Given task:
Examine the material below. Gather every line in which the string "held" appears.

(Structured figure records)
|---|
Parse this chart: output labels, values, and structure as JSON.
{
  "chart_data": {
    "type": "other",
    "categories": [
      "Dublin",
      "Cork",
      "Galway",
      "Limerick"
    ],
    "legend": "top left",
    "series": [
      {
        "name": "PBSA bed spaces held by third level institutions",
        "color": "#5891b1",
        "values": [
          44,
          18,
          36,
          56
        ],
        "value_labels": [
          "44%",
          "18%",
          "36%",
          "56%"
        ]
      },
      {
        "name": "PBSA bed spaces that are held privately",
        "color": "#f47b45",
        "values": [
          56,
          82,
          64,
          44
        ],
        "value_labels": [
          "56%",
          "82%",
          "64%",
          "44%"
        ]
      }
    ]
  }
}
|---|
Output of the exercise:
        "name": "PBSA bed spaces held by third level institutions",
        "name": "PBSA bed spaces that are held privately",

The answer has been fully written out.